### Exercise details
Pictures in the data below are not part of the copy; transcribe everything else exactly.

### Working data
—————

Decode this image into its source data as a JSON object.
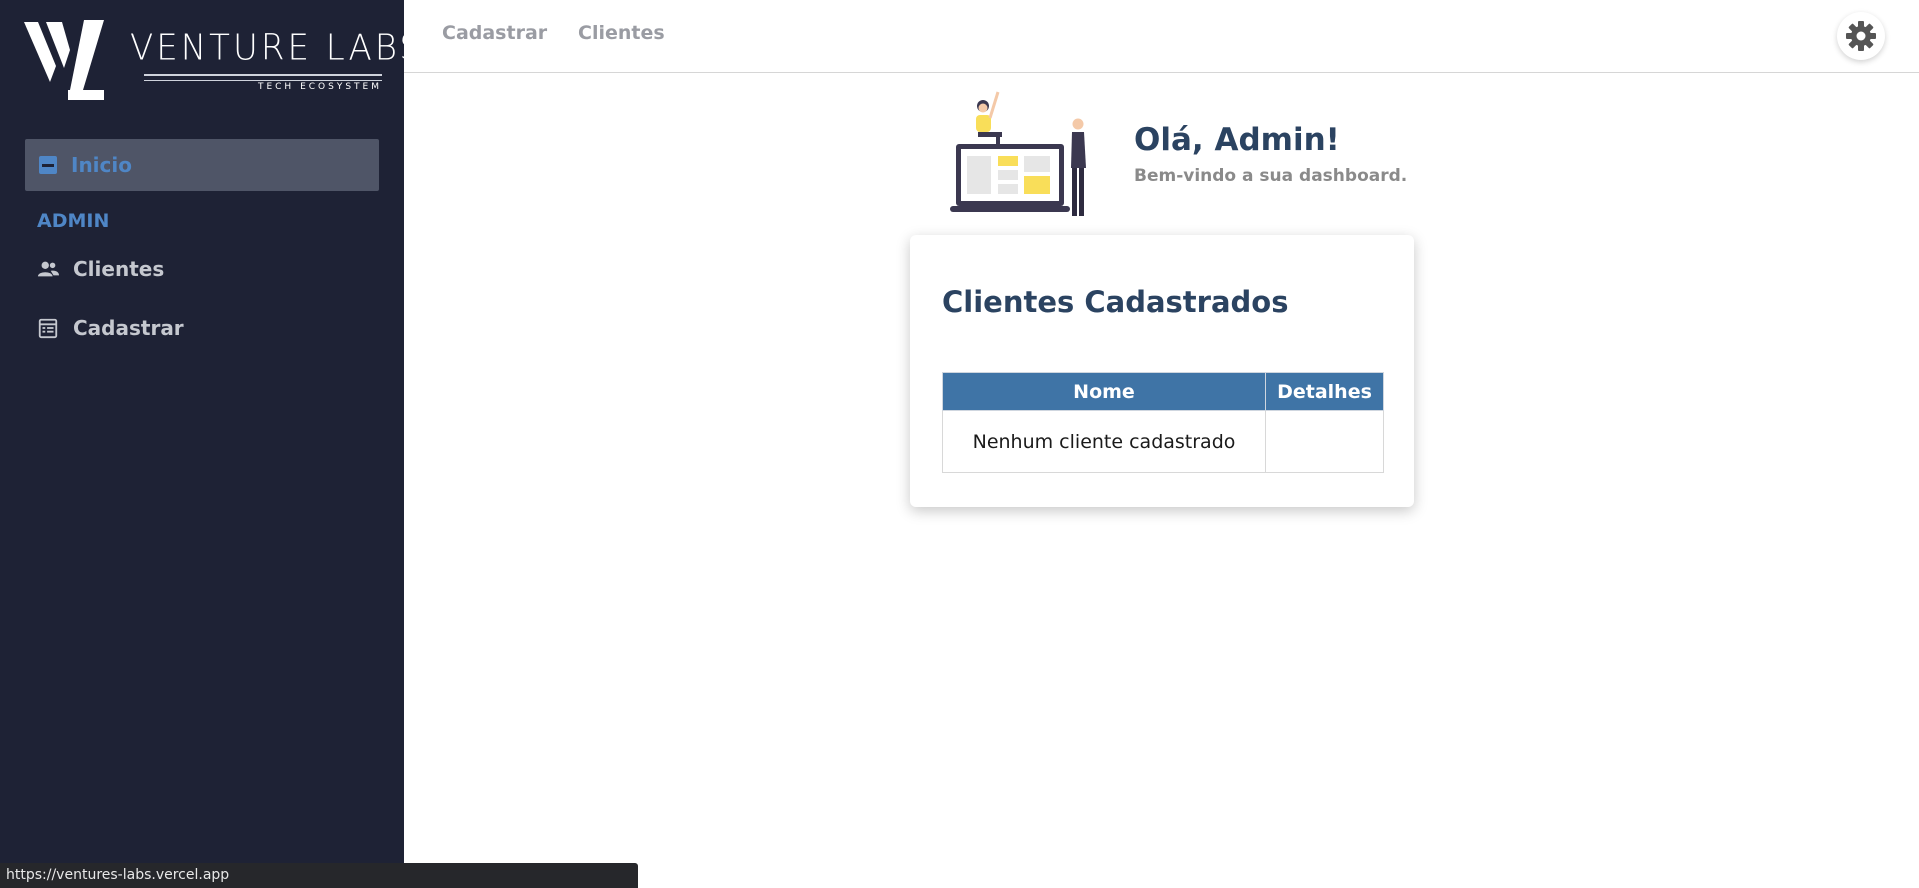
{
  "brand": {
    "name": "VENTURE LABS",
    "tagline": "TECH ECOSYSTEM"
  },
  "sidebar": {
    "active_item": {
      "label": "Inicio",
      "icon": "minus-square-icon"
    },
    "section_title": "ADMIN",
    "items": [
      {
        "label": "Clientes",
        "icon": "users-icon"
      },
      {
        "label": "Cadastrar",
        "icon": "form-icon"
      }
    ]
  },
  "topbar": {
    "links": [
      "Cadastrar",
      "Clientes"
    ],
    "settings_icon": "gear-icon"
  },
  "greeting": {
    "title": "Olá, Admin!",
    "subtitle": "Bem-vindo a sua dashboard."
  },
  "card": {
    "title": "Clientes Cadastrados",
    "table": {
      "headers": [
        "Nome",
        "Detalhes"
      ],
      "empty_message": "Nenhum cliente cadastrado"
    }
  },
  "status_bar": {
    "url": "https://ventures-labs.vercel.app"
  },
  "colors": {
    "sidebar_bg": "#1e2235",
    "accent": "#4f86c6",
    "heading": "#2b4361",
    "table_header": "#3f74a6",
    "illustration_yellow": "#f9de59"
  }
}
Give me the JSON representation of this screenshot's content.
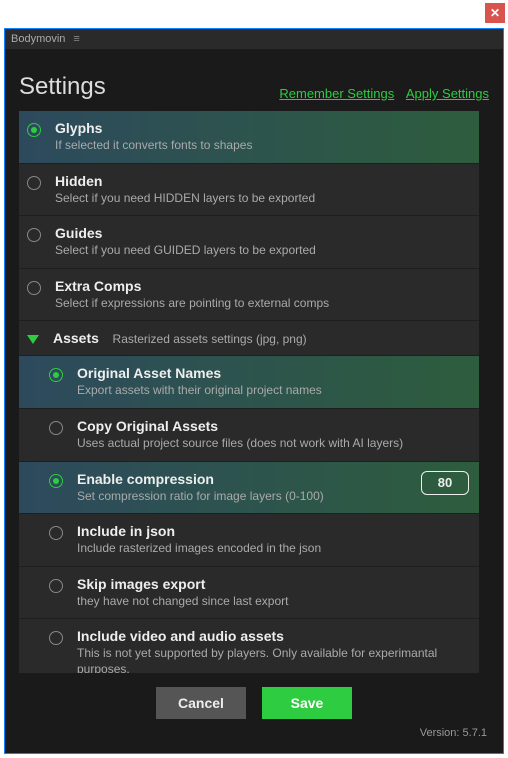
{
  "app_title": "Bodymovin",
  "header": {
    "title": "Settings",
    "remember": "Remember Settings",
    "apply": "Apply Settings"
  },
  "items": {
    "glyphs": {
      "name": "Glyphs",
      "desc": "If selected it converts fonts to shapes"
    },
    "hidden": {
      "name": "Hidden",
      "desc": "Select if you need HIDDEN layers to be exported"
    },
    "guides": {
      "name": "Guides",
      "desc": "Select if you need GUIDED layers to be exported"
    },
    "extra": {
      "name": "Extra Comps",
      "desc": "Select if expressions are pointing to external comps"
    },
    "assets": {
      "name": "Assets",
      "desc": "Rasterized assets settings (jpg, png)"
    },
    "orig": {
      "name": "Original Asset Names",
      "desc": "Export assets with their original project names"
    },
    "copy": {
      "name": "Copy Original Assets",
      "desc": "Uses actual project source files (does not work with AI layers)"
    },
    "comp": {
      "name": "Enable compression",
      "desc": "Set compression ratio for image layers (0-100)",
      "value": "80"
    },
    "json": {
      "name": "Include in json",
      "desc": "Include rasterized images encoded in the json"
    },
    "skip": {
      "name": "Skip images export",
      "desc": "they have not changed since last export"
    },
    "video": {
      "name": "Include video and audio assets",
      "desc": "This is not yet supported by players. Only available for experimantal purposes."
    }
  },
  "buttons": {
    "cancel": "Cancel",
    "save": "Save"
  },
  "version": "Version: 5.7.1"
}
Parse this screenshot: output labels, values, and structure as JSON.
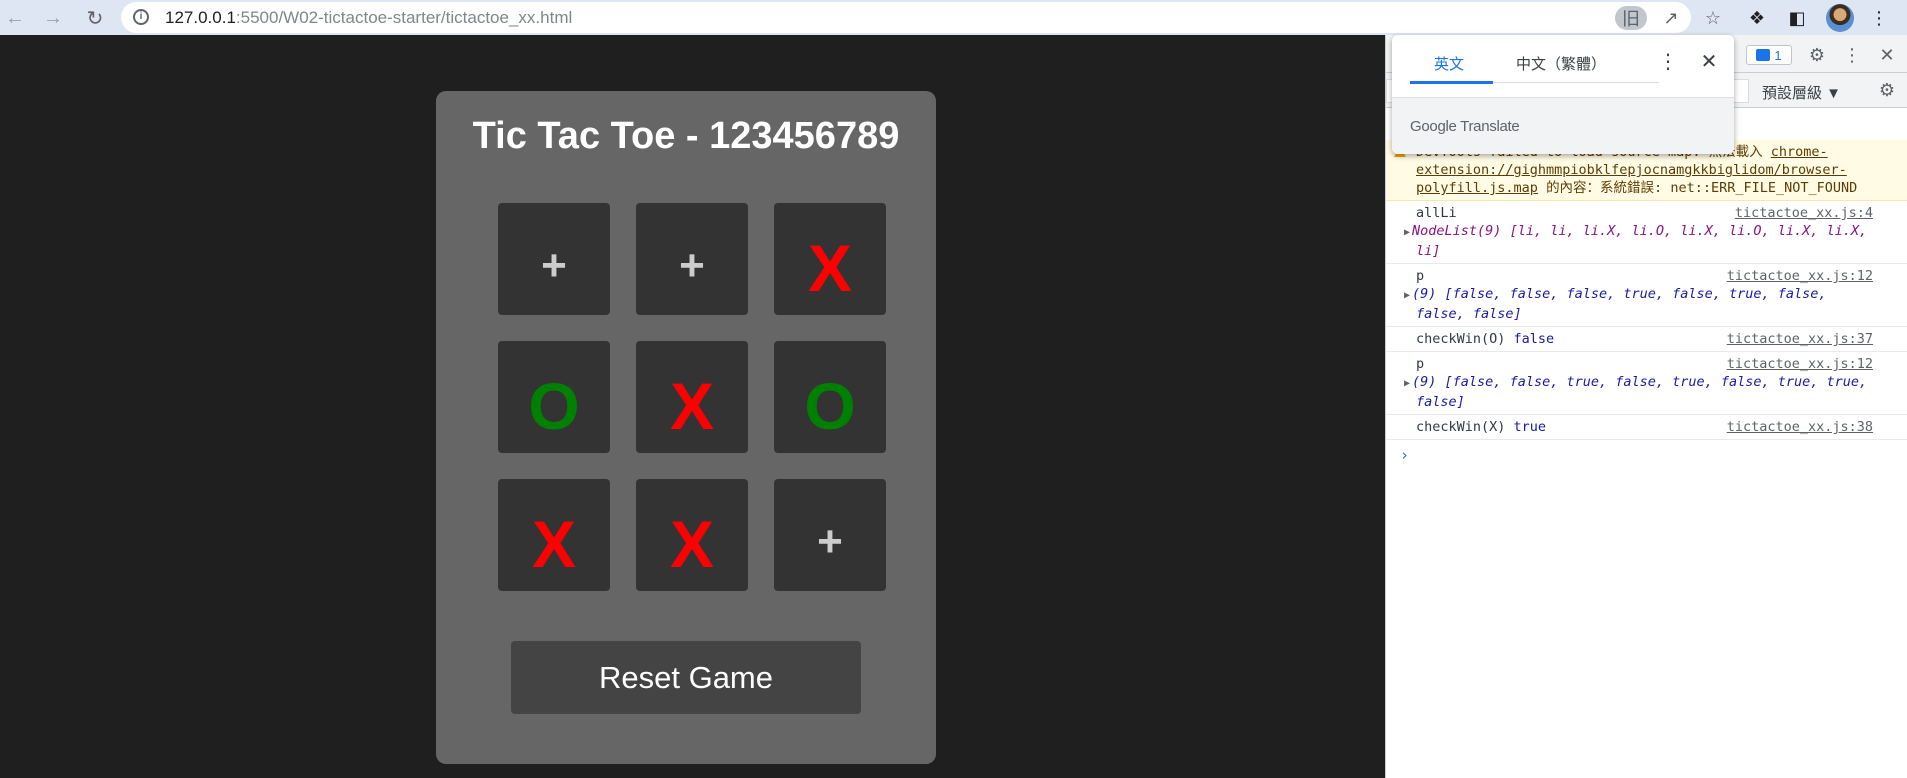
{
  "browser": {
    "url_host": "127.0.0.1",
    "url_path": ":5500/W02-tictactoe-starter/tictactoe_xx.html",
    "icons": [
      "back-arrow-icon",
      "forward-arrow-icon",
      "reload-icon",
      "info-icon",
      "translate-icon",
      "share-icon",
      "star-icon",
      "extensions-icon",
      "side-panel-icon",
      "profile-avatar",
      "kebab-menu-icon"
    ]
  },
  "game": {
    "title": "Tic Tac Toe - 123456789",
    "cells": [
      "+",
      "+",
      "X",
      "O",
      "X",
      "O",
      "X",
      "X",
      "+"
    ],
    "reset_label": "Reset Game",
    "colors": {
      "x": "#ff0000",
      "o": "#008000",
      "empty": "#cccccc",
      "panel": "#666666",
      "cell": "#333333"
    }
  },
  "translate_popup": {
    "tab_source": "英文",
    "tab_target": "中文（繁體）",
    "brand": "Google Translate"
  },
  "devtools": {
    "issues_count": "1",
    "levels_label": "預設層級 ▼",
    "messages": [
      {
        "type": "warning",
        "text_prefix": "DevTools failed to load source map: 無法載入",
        "link": "chrome-extension://gighmmpiobklfepjocnamgkkbiglidom/browser-polyfill.js.map",
        "text_suffix": "的內容：系統錯誤: net::ERR_FILE_NOT_FOUND"
      },
      {
        "label": "allLi",
        "source": "tictactoe_xx.js:4",
        "detail": "NodeList(9) [li, li, li.X, li.O, li.X, li.O, li.X, li.X, li]"
      },
      {
        "label": "p",
        "source": "tictactoe_xx.js:12",
        "detail": "(9) [false, false, false, true, false, true, false, false, false]"
      },
      {
        "label": "checkWin(O)",
        "value": "false",
        "source": "tictactoe_xx.js:37"
      },
      {
        "label": "p",
        "source": "tictactoe_xx.js:12",
        "detail": "(9) [false, false, true, false, true, false, true, true, false]"
      },
      {
        "label": "checkWin(X)",
        "value": "true",
        "source": "tictactoe_xx.js:38"
      }
    ],
    "prompt": "›"
  }
}
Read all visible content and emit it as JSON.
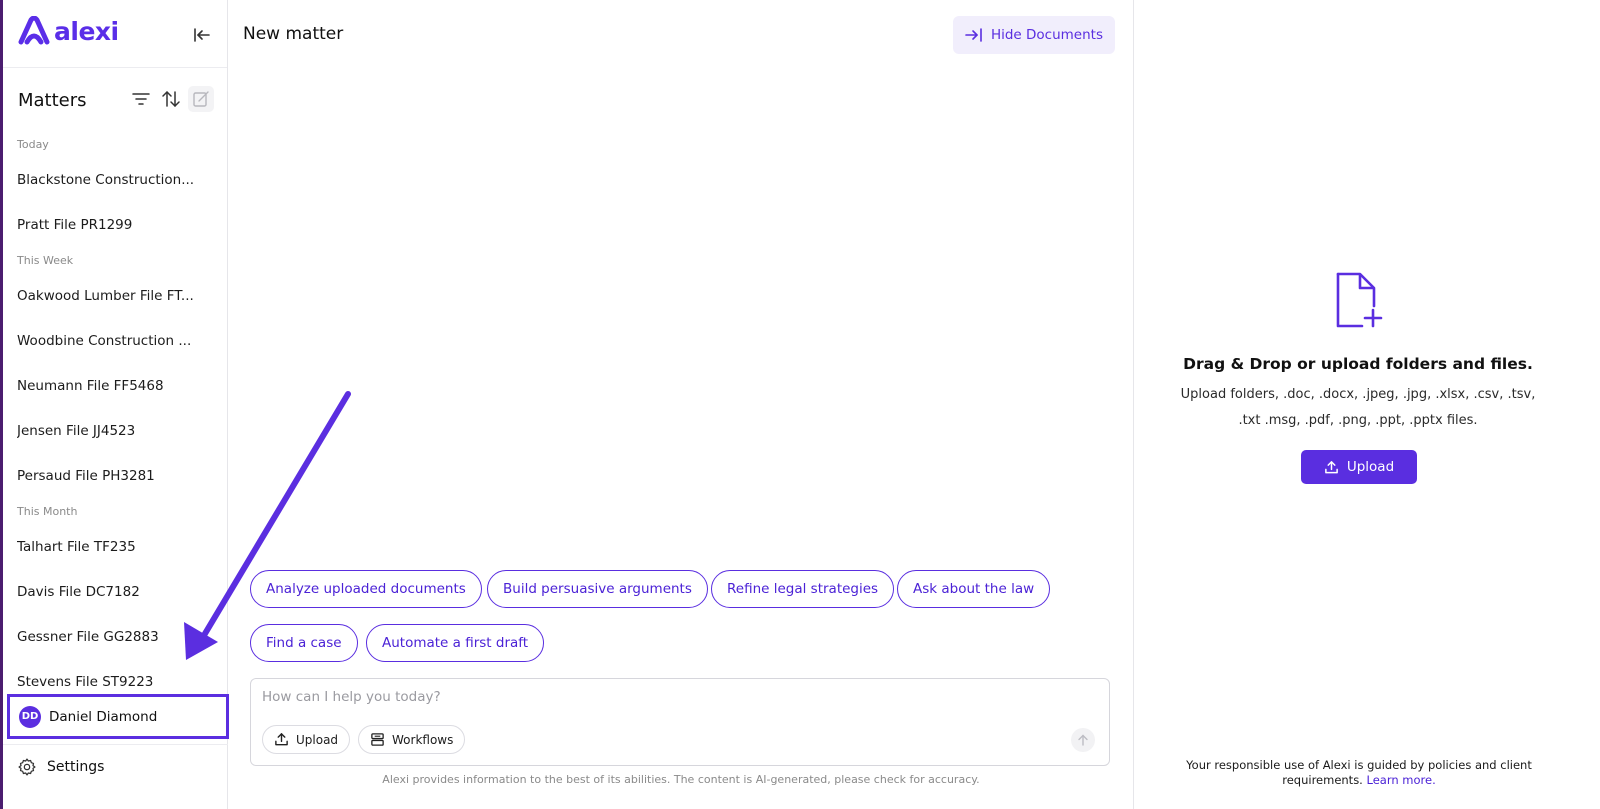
{
  "brand": {
    "name": "alexi",
    "accent": "#5a2ee0"
  },
  "sidebar": {
    "section_title": "Matters",
    "groups": [
      {
        "label": "Today",
        "items": [
          "Blackstone Construction...",
          "Pratt File PR1299"
        ]
      },
      {
        "label": "This Week",
        "items": [
          "Oakwood Lumber File FT...",
          "Woodbine Construction ...",
          "Neumann File FF5468",
          "Jensen File JJ4523",
          "Persaud File PH3281"
        ]
      },
      {
        "label": "This Month",
        "items": [
          "Talhart File TF235",
          "Davis File DC7182",
          "Gessner File GG2883",
          "Stevens File ST9223"
        ]
      }
    ],
    "user": {
      "initials": "DD",
      "name": "Daniel Diamond"
    },
    "settings_label": "Settings"
  },
  "main": {
    "title": "New matter",
    "hide_documents_label": "Hide Documents",
    "suggestions": [
      "Analyze uploaded documents",
      "Build persuasive arguments",
      "Refine legal strategies",
      "Ask about the law",
      "Find a case",
      "Automate a first draft"
    ],
    "composer": {
      "placeholder": "How can I help you today?",
      "upload_label": "Upload",
      "workflows_label": "Workflows"
    },
    "disclaimer": "Alexi provides information to the best of its abilities. The content is AI-generated, please check for accuracy."
  },
  "documents_panel": {
    "title": "Drag & Drop or upload folders and files.",
    "subtitle": "Upload folders, .doc, .docx, .jpeg, .jpg, .xlsx, .csv, .tsv, .txt .msg, .pdf, .png, .ppt, .pptx files.",
    "upload_label": "Upload",
    "policy_text": "Your responsible use of Alexi is guided by policies and client requirements.",
    "learn_more": "Learn more."
  },
  "icons": [
    "alexi-logo-icon",
    "collapse-sidebar-icon",
    "filter-icon",
    "sort-icon",
    "new-matter-icon",
    "settings-gear-icon",
    "hide-documents-icon",
    "upload-icon",
    "workflows-icon",
    "send-arrow-icon",
    "document-add-icon"
  ]
}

—————

### Final result
Decode this image into its source data as a JSON object.
{
  "brand": {
    "name": "VENTURE LABS",
    "tagline": "TECH ECOSYSTEM"
  },
  "sidebar": {
    "active_item": {
      "label": "Inicio",
      "icon": "minus-square-icon"
    },
    "section_title": "ADMIN",
    "items": [
      {
        "label": "Clientes",
        "icon": "users-icon"
      },
      {
        "label": "Cadastrar",
        "icon": "form-icon"
      }
    ]
  },
  "topbar": {
    "links": [
      "Cadastrar",
      "Clientes"
    ],
    "settings_icon": "gear-icon"
  },
  "greeting": {
    "title": "Olá, Admin!",
    "subtitle": "Bem-vindo a sua dashboard."
  },
  "card": {
    "title": "Clientes Cadastrados",
    "table": {
      "headers": [
        "Nome",
        "Detalhes"
      ],
      "empty_message": "Nenhum cliente cadastrado"
    }
  },
  "status_bar": {
    "url": "https://ventures-labs.vercel.app"
  },
  "colors": {
    "sidebar_bg": "#1e2235",
    "accent": "#4f86c6",
    "heading": "#2b4361",
    "table_header": "#3f74a6",
    "illustration_yellow": "#f9de59"
  }
}
Give me the JSON representation of this screenshot's content.
{
  "app_title": "Bodymovin",
  "header": {
    "title": "Settings",
    "remember": "Remember Settings",
    "apply": "Apply Settings"
  },
  "items": {
    "glyphs": {
      "name": "Glyphs",
      "desc": "If selected it converts fonts to shapes"
    },
    "hidden": {
      "name": "Hidden",
      "desc": "Select if you need HIDDEN layers to be exported"
    },
    "guides": {
      "name": "Guides",
      "desc": "Select if you need GUIDED layers to be exported"
    },
    "extra": {
      "name": "Extra Comps",
      "desc": "Select if expressions are pointing to external comps"
    },
    "assets": {
      "name": "Assets",
      "desc": "Rasterized assets settings (jpg, png)"
    },
    "orig": {
      "name": "Original Asset Names",
      "desc": "Export assets with their original project names"
    },
    "copy": {
      "name": "Copy Original Assets",
      "desc": "Uses actual project source files (does not work with AI layers)"
    },
    "comp": {
      "name": "Enable compression",
      "desc": "Set compression ratio for image layers (0-100)",
      "value": "80"
    },
    "json": {
      "name": "Include in json",
      "desc": "Include rasterized images encoded in the json"
    },
    "skip": {
      "name": "Skip images export",
      "desc": "they have not changed since last export"
    },
    "video": {
      "name": "Include video and audio assets",
      "desc": "This is not yet supported by players. Only available for experimantal purposes."
    }
  },
  "buttons": {
    "cancel": "Cancel",
    "save": "Save"
  },
  "version": "Version: 5.7.1"
}
Parse this screenshot: output labels, values, and structure as JSON.
{
  "browser": {
    "url_host": "127.0.0.1",
    "url_path": ":5500/W02-tictactoe-starter/tictactoe_xx.html",
    "icons": [
      "back-arrow-icon",
      "forward-arrow-icon",
      "reload-icon",
      "info-icon",
      "translate-icon",
      "share-icon",
      "star-icon",
      "extensions-icon",
      "side-panel-icon",
      "profile-avatar",
      "kebab-menu-icon"
    ]
  },
  "game": {
    "title": "Tic Tac Toe - 123456789",
    "cells": [
      "+",
      "+",
      "X",
      "O",
      "X",
      "O",
      "X",
      "X",
      "+"
    ],
    "reset_label": "Reset Game",
    "colors": {
      "x": "#ff0000",
      "o": "#008000",
      "empty": "#cccccc",
      "panel": "#666666",
      "cell": "#333333"
    }
  },
  "translate_popup": {
    "tab_source": "英文",
    "tab_target": "中文（繁體）",
    "brand": "Google Translate"
  },
  "devtools": {
    "issues_count": "1",
    "levels_label": "預設層級 ▼",
    "messages": [
      {
        "type": "warning",
        "text_prefix": "DevTools failed to load source map: 無法載入",
        "link": "chrome-extension://gighmmpiobklfepjocnamgkkbiglidom/browser-polyfill.js.map",
        "text_suffix": "的內容：系統錯誤: net::ERR_FILE_NOT_FOUND"
      },
      {
        "label": "allLi",
        "source": "tictactoe_xx.js:4",
        "detail": "NodeList(9) [li, li, li.X, li.O, li.X, li.O, li.X, li.X, li]"
      },
      {
        "label": "p",
        "source": "tictactoe_xx.js:12",
        "detail": "(9) [false, false, false, true, false, true, false, false, false]"
      },
      {
        "label": "checkWin(O)",
        "value": "false",
        "source": "tictactoe_xx.js:37"
      },
      {
        "label": "p",
        "source": "tictactoe_xx.js:12",
        "detail": "(9) [false, false, true, false, true, false, true, true, false]"
      },
      {
        "label": "checkWin(X)",
        "value": "true",
        "source": "tictactoe_xx.js:38"
      }
    ],
    "prompt": "›"
  }
}
Read all visible content and emit it as JSON.
{
  "brand": {
    "name": "alexi",
    "accent": "#5a2ee0"
  },
  "sidebar": {
    "section_title": "Matters",
    "groups": [
      {
        "label": "Today",
        "items": [
          "Blackstone Construction...",
          "Pratt File PR1299"
        ]
      },
      {
        "label": "This Week",
        "items": [
          "Oakwood Lumber File FT...",
          "Woodbine Construction ...",
          "Neumann File FF5468",
          "Jensen File JJ4523",
          "Persaud File PH3281"
        ]
      },
      {
        "label": "This Month",
        "items": [
          "Talhart File TF235",
          "Davis File DC7182",
          "Gessner File GG2883",
          "Stevens File ST9223"
        ]
      }
    ],
    "user": {
      "initials": "DD",
      "name": "Daniel Diamond"
    },
    "settings_label": "Settings"
  },
  "main": {
    "title": "New matter",
    "hide_documents_label": "Hide Documents",
    "suggestions": [
      "Analyze uploaded documents",
      "Build persuasive arguments",
      "Refine legal strategies",
      "Ask about the law",
      "Find a case",
      "Automate a first draft"
    ],
    "composer": {
      "placeholder": "How can I help you today?",
      "upload_label": "Upload",
      "workflows_label": "Workflows"
    },
    "disclaimer": "Alexi provides information to the best of its abilities. The content is AI-generated, please check for accuracy."
  },
  "documents_panel": {
    "title": "Drag & Drop or upload folders and files.",
    "subtitle": "Upload folders, .doc, .docx, .jpeg, .jpg, .xlsx, .csv, .tsv, .txt .msg, .pdf, .png, .ppt, .pptx files.",
    "upload_label": "Upload",
    "policy_text": "Your responsible use of Alexi is guided by policies and client requirements.",
    "learn_more": "Learn more."
  },
  "icons": [
    "alexi-logo-icon",
    "collapse-sidebar-icon",
    "filter-icon",
    "sort-icon",
    "new-matter-icon",
    "settings-gear-icon",
    "hide-documents-icon",
    "upload-icon",
    "workflows-icon",
    "send-arrow-icon",
    "document-add-icon"
  ]
}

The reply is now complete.